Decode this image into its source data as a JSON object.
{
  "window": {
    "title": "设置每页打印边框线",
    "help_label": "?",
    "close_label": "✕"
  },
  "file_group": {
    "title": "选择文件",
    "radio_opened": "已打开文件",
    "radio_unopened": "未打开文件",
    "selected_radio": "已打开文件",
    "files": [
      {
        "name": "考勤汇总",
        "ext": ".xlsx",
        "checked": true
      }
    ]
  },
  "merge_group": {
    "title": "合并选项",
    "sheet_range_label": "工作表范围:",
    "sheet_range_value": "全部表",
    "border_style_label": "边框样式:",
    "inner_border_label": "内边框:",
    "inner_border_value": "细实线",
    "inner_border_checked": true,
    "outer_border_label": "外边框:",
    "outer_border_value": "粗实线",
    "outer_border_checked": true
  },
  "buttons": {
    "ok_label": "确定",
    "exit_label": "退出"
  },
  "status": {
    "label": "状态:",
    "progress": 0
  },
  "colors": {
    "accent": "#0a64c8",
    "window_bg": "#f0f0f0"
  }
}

★ ★ ★ ★

The answer is a single number, the count of lines in the records that contain the string "title".

- _Final result_
3